▽

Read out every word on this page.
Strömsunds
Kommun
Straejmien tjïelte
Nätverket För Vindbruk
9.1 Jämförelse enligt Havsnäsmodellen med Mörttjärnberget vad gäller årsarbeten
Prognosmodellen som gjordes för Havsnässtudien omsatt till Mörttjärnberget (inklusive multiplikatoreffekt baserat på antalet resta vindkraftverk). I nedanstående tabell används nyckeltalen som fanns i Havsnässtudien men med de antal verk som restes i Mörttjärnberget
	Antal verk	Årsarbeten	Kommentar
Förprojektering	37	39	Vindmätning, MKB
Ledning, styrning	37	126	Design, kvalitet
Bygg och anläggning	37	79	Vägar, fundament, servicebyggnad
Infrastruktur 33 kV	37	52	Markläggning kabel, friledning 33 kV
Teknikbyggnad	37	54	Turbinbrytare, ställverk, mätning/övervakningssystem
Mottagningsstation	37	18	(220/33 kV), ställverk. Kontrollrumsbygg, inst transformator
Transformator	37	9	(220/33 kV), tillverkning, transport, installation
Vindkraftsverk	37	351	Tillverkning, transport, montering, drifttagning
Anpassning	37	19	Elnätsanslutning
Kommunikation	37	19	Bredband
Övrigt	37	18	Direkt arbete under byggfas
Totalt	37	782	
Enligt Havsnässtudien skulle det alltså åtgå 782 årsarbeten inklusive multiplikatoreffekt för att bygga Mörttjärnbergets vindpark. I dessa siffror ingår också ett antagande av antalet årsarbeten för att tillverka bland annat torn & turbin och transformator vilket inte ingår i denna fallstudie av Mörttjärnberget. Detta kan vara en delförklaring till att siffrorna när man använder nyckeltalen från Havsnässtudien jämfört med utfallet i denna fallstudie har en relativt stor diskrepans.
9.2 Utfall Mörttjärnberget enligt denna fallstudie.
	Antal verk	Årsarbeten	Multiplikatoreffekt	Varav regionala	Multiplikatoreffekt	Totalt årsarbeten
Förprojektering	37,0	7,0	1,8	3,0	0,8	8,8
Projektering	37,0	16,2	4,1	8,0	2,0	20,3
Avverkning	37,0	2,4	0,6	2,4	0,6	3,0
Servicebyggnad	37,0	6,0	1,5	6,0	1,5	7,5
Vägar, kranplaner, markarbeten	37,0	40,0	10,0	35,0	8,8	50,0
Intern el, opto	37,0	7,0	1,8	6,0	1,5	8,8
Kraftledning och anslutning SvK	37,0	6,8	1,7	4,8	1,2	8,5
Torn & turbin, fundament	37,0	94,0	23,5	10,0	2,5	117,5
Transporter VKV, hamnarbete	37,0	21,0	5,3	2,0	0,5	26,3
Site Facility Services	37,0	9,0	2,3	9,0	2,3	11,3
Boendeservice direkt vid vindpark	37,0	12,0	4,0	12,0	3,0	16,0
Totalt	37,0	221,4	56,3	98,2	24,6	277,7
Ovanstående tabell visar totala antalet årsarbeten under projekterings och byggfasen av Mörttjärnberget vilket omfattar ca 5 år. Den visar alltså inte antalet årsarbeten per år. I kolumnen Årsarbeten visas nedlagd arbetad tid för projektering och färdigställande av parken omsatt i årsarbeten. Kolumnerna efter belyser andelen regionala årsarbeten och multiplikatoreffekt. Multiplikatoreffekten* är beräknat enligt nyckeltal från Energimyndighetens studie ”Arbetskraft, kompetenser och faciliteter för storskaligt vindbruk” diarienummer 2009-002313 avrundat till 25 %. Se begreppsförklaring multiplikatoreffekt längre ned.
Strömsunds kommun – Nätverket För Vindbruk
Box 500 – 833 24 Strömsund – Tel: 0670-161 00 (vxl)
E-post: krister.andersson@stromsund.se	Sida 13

△

(Written exercise) Filter the records above and return every line that holds the word "Nätverket".

(Correct output)
Nätverket För Vindbruk
Strömsunds kommun – Nätverket För Vindbruk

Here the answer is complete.